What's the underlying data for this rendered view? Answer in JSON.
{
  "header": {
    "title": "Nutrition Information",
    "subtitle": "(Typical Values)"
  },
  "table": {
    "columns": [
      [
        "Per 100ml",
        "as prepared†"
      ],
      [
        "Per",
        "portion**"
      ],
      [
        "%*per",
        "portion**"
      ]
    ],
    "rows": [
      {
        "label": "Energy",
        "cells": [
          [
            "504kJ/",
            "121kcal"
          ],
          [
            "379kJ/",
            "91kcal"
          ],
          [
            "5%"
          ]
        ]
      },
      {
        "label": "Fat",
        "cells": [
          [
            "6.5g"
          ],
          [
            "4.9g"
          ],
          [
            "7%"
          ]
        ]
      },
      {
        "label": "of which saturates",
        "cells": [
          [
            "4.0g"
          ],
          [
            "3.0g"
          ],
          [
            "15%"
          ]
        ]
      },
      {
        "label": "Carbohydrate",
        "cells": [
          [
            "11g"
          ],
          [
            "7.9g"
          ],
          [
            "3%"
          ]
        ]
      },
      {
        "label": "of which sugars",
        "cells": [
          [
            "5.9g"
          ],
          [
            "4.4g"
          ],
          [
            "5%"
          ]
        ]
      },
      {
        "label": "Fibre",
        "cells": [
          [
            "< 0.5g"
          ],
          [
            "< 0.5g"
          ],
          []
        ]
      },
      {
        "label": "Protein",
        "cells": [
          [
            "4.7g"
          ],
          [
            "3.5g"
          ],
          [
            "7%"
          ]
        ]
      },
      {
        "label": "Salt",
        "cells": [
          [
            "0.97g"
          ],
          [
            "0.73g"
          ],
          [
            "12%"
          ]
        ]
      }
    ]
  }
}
########################################
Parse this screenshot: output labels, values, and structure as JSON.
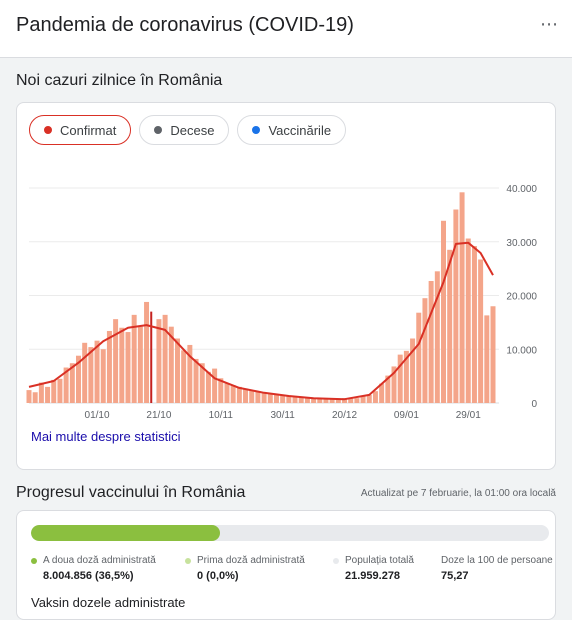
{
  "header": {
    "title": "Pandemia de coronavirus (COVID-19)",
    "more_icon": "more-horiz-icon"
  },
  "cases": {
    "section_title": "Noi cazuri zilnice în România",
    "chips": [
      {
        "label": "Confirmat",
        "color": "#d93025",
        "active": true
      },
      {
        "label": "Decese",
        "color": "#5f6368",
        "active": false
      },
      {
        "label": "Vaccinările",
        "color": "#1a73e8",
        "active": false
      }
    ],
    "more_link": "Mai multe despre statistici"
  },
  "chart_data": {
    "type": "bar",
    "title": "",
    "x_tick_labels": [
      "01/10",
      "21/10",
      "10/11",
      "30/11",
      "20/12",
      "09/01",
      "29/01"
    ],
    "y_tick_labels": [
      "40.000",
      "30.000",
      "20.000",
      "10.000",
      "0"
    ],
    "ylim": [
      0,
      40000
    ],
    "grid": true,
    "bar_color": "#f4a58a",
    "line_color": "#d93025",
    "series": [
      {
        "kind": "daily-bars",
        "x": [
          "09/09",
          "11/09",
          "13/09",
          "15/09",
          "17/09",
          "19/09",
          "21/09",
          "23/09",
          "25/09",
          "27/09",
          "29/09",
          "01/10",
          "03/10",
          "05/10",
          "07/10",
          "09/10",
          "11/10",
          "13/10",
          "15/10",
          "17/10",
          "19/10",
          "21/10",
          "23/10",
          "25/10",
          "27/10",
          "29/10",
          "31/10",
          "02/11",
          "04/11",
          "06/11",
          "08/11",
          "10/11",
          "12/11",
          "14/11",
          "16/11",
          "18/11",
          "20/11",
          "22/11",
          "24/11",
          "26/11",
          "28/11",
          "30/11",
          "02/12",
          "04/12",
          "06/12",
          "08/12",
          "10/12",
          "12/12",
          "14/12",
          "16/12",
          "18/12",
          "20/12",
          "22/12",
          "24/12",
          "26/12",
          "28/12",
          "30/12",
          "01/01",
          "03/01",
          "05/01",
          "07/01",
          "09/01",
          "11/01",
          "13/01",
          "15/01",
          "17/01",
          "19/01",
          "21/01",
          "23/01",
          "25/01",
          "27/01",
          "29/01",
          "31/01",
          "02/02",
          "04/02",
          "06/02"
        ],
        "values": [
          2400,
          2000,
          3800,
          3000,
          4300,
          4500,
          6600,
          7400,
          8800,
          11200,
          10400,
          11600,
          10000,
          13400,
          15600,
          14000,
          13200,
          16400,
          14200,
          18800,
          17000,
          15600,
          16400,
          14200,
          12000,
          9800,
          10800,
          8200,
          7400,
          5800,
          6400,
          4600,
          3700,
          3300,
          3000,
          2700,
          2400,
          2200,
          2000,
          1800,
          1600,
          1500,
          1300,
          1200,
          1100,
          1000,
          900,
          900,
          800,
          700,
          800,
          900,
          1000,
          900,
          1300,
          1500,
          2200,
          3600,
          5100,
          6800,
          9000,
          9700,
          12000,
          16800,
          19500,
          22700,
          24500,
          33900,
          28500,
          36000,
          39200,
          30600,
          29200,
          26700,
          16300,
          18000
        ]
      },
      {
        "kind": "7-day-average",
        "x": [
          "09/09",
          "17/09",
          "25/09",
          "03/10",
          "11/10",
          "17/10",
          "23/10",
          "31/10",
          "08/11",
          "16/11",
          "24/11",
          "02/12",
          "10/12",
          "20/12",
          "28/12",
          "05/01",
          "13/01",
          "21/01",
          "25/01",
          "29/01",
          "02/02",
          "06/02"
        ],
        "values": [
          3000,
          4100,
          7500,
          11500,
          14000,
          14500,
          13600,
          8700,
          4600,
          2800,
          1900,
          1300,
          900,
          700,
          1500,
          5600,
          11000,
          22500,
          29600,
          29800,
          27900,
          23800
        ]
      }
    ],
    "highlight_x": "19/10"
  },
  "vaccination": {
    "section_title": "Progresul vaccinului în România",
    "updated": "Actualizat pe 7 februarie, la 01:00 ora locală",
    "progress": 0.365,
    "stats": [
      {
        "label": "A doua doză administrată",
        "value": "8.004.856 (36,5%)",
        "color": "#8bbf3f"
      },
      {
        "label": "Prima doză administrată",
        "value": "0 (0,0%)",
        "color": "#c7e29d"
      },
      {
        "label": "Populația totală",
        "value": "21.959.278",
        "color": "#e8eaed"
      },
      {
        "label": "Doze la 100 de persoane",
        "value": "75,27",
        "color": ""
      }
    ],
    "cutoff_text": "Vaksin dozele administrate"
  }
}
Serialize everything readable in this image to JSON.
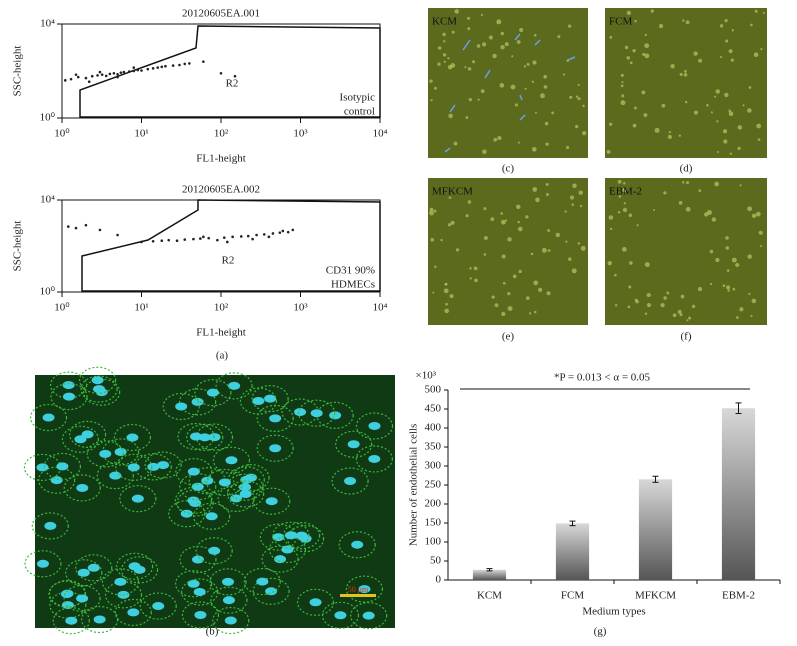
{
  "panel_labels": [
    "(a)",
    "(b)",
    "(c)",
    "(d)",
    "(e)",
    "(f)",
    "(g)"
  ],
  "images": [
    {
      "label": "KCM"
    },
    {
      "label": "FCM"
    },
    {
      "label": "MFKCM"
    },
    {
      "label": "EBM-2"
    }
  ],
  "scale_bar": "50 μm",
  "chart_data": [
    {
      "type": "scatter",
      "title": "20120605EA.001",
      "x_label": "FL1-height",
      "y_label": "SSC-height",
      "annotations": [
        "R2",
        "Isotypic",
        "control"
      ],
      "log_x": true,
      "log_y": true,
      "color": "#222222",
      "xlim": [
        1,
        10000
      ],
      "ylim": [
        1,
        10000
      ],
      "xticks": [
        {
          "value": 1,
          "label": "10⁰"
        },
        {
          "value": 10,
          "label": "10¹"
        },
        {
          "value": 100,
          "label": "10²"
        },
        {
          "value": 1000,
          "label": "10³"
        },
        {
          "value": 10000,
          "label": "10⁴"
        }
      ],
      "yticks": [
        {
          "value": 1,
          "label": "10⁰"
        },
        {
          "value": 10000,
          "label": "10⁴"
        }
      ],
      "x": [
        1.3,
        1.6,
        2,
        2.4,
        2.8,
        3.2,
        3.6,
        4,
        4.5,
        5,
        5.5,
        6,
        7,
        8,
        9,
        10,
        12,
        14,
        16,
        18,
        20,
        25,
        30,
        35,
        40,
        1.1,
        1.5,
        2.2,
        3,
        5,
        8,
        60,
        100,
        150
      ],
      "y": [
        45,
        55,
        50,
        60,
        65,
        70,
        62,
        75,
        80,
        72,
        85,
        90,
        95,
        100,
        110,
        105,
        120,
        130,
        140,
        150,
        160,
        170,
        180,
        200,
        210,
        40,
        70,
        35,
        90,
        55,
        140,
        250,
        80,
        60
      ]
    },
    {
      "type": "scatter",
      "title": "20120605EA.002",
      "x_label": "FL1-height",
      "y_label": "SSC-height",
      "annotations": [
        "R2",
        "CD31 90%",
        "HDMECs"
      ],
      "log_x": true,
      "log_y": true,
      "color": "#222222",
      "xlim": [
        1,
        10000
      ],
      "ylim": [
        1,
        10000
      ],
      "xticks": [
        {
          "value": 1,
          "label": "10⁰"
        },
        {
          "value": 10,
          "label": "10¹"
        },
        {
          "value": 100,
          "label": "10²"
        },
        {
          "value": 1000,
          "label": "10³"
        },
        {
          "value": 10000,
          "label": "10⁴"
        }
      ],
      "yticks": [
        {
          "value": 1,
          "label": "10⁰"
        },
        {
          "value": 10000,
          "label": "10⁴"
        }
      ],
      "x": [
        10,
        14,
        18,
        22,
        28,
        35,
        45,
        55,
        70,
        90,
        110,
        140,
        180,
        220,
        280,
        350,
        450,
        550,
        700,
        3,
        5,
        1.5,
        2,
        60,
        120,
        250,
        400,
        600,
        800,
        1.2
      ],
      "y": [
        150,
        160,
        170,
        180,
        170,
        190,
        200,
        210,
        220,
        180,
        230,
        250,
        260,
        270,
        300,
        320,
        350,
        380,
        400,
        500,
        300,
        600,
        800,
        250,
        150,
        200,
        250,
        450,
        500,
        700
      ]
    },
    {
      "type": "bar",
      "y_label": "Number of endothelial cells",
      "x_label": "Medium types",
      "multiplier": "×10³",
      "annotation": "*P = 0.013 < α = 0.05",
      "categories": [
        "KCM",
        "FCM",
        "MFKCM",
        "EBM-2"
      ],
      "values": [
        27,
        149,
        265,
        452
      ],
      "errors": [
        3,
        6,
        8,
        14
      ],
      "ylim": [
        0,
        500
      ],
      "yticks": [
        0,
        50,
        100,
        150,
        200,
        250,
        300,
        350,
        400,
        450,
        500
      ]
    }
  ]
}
########################################
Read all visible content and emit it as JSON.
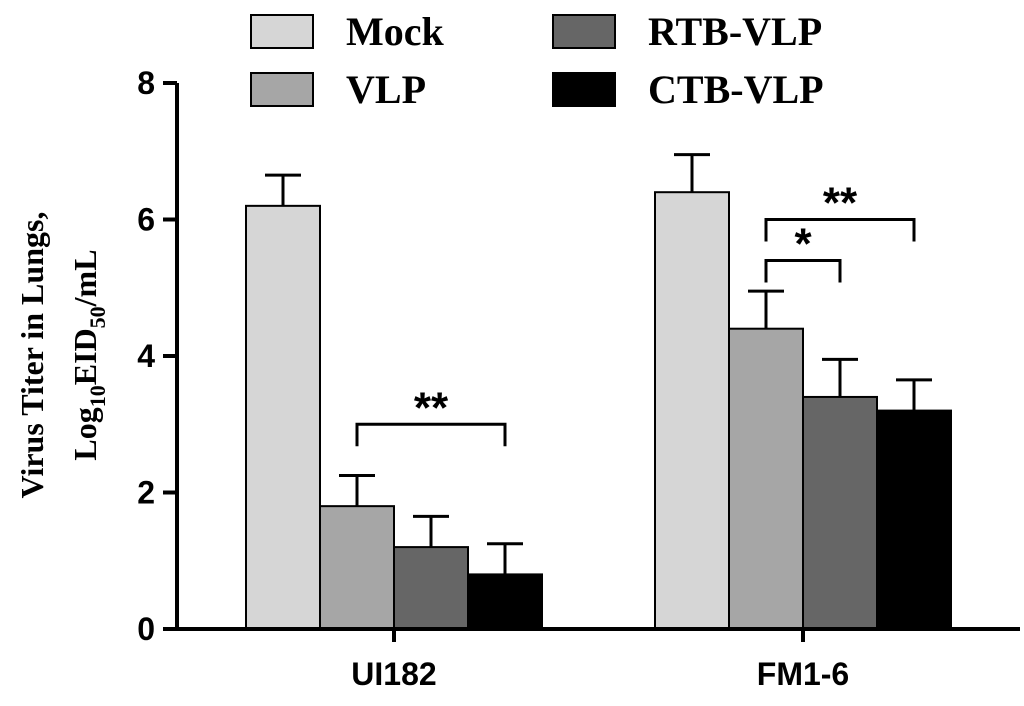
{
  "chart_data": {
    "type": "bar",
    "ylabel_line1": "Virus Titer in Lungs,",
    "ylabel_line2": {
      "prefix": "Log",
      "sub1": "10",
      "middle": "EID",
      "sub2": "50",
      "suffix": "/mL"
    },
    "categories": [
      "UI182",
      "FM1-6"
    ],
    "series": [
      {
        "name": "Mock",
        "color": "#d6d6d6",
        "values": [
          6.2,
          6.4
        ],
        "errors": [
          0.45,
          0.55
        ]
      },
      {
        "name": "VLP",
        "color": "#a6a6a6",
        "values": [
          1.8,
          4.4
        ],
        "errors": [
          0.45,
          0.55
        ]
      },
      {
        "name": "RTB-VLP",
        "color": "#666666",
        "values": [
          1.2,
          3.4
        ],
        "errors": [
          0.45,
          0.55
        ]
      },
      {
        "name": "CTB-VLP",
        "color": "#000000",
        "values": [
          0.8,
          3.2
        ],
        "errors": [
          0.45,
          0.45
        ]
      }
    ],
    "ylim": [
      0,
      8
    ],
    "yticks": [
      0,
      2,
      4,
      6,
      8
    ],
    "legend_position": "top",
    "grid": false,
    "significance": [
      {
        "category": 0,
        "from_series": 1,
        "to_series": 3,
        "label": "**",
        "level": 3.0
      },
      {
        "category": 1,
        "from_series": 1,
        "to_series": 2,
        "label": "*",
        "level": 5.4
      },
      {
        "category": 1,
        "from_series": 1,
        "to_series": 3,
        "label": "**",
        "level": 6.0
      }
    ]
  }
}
########################################
The expected output is every line of the records in which the string "doză" appears.

§ **Exercise answer**:
        "label": "A doua doză administrată",
        "label": "Prima doză administrată",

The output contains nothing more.